[Data records]
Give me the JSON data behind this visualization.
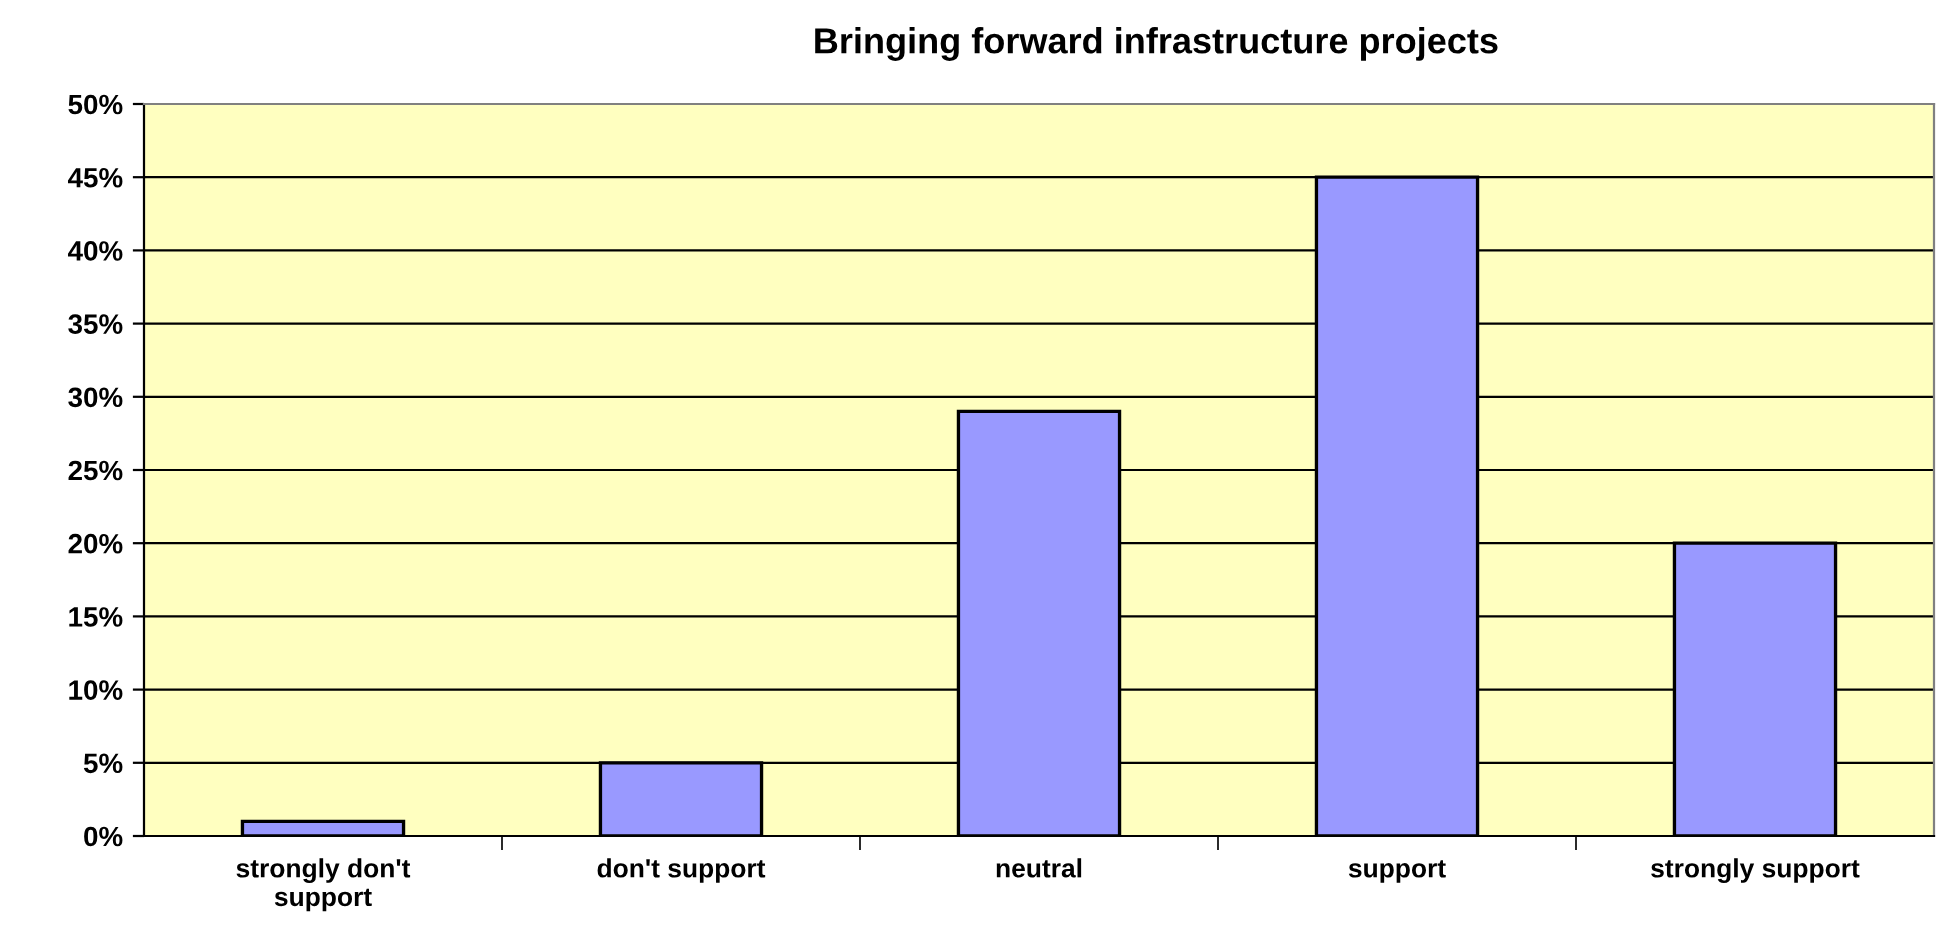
{
  "chart_data": {
    "type": "bar",
    "title": "Bringing forward infrastructure projects",
    "categories": [
      "strongly don't\nsupport",
      "don't support",
      "neutral",
      "support",
      "strongly support"
    ],
    "values": [
      1,
      5,
      29,
      45,
      20
    ],
    "color": "#9999ff",
    "ylim": [
      0,
      50
    ],
    "yticks": [
      {
        "value": 0,
        "label": "0%"
      },
      {
        "value": 5,
        "label": "5%"
      },
      {
        "value": 10,
        "label": "10%"
      },
      {
        "value": 15,
        "label": "15%"
      },
      {
        "value": 20,
        "label": "20%"
      },
      {
        "value": 25,
        "label": "25%"
      },
      {
        "value": 30,
        "label": "30%"
      },
      {
        "value": 35,
        "label": "35%"
      },
      {
        "value": 40,
        "label": "40%"
      },
      {
        "value": 45,
        "label": "45%"
      },
      {
        "value": 50,
        "label": "50%"
      }
    ],
    "grid": "y"
  }
}
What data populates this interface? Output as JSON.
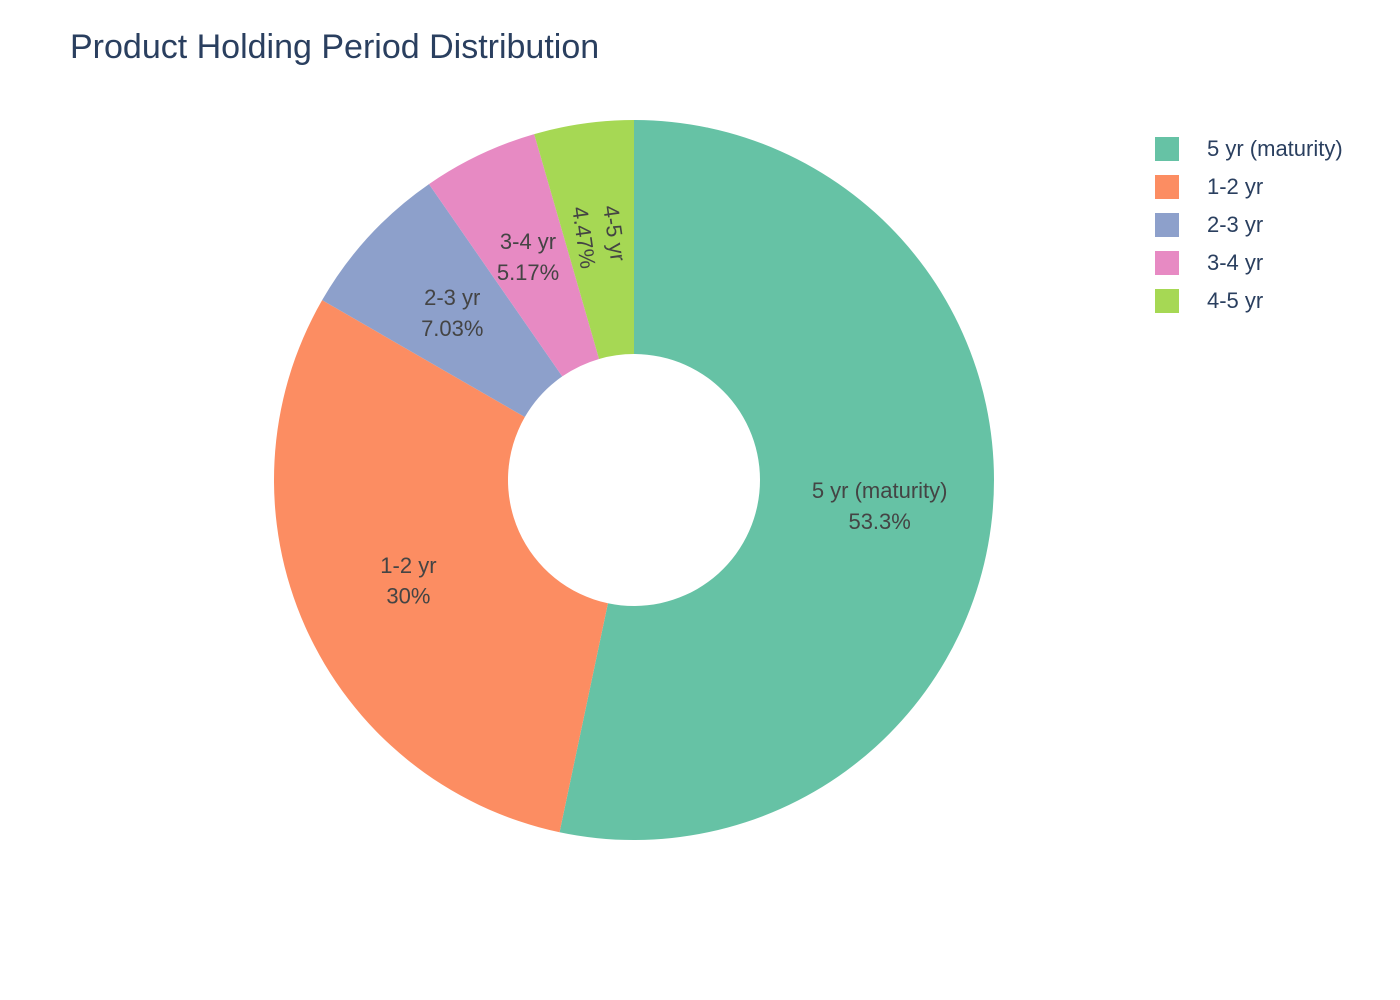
{
  "chart_data": {
    "type": "pie",
    "hole": true,
    "title": "Product Holding Period Distribution",
    "legend_position": "top-right",
    "slices": [
      {
        "label": "5 yr (maturity)",
        "value": 53.3,
        "percent_text": "53.3%",
        "color": "#66c2a5"
      },
      {
        "label": "1-2 yr",
        "value": 30.0,
        "percent_text": "30%",
        "color": "#fc8d62"
      },
      {
        "label": "2-3 yr",
        "value": 7.03,
        "percent_text": "7.03%",
        "color": "#8da0cb"
      },
      {
        "label": "3-4 yr",
        "value": 5.17,
        "percent_text": "5.17%",
        "color": "#e78ac3"
      },
      {
        "label": "4-5 yr",
        "value": 4.47,
        "percent_text": "4.47%",
        "color": "#a6d854"
      }
    ]
  }
}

→ **Problem to work on**
Above are the records; reproduce them exactly and leave out the pictures.

→ **Output**
Give me the JSON data behind this visualization.
{
  "chart_data": {
    "type": "bar",
    "title": "Bringing forward infrastructure projects",
    "categories": [
      "strongly don't\nsupport",
      "don't support",
      "neutral",
      "support",
      "strongly support"
    ],
    "values": [
      1,
      5,
      29,
      45,
      20
    ],
    "color": "#9999ff",
    "ylim": [
      0,
      50
    ],
    "yticks": [
      {
        "value": 0,
        "label": "0%"
      },
      {
        "value": 5,
        "label": "5%"
      },
      {
        "value": 10,
        "label": "10%"
      },
      {
        "value": 15,
        "label": "15%"
      },
      {
        "value": 20,
        "label": "20%"
      },
      {
        "value": 25,
        "label": "25%"
      },
      {
        "value": 30,
        "label": "30%"
      },
      {
        "value": 35,
        "label": "35%"
      },
      {
        "value": 40,
        "label": "40%"
      },
      {
        "value": 45,
        "label": "45%"
      },
      {
        "value": 50,
        "label": "50%"
      }
    ],
    "grid": "y"
  }
}
What data populates this interface? Output as JSON.
{
  "chart_data": {
    "type": "pie",
    "hole": true,
    "title": "Product Holding Period Distribution",
    "legend_position": "top-right",
    "slices": [
      {
        "label": "5 yr (maturity)",
        "value": 53.3,
        "percent_text": "53.3%",
        "color": "#66c2a5"
      },
      {
        "label": "1-2 yr",
        "value": 30.0,
        "percent_text": "30%",
        "color": "#fc8d62"
      },
      {
        "label": "2-3 yr",
        "value": 7.03,
        "percent_text": "7.03%",
        "color": "#8da0cb"
      },
      {
        "label": "3-4 yr",
        "value": 5.17,
        "percent_text": "5.17%",
        "color": "#e78ac3"
      },
      {
        "label": "4-5 yr",
        "value": 4.47,
        "percent_text": "4.47%",
        "color": "#a6d854"
      }
    ]
  }
}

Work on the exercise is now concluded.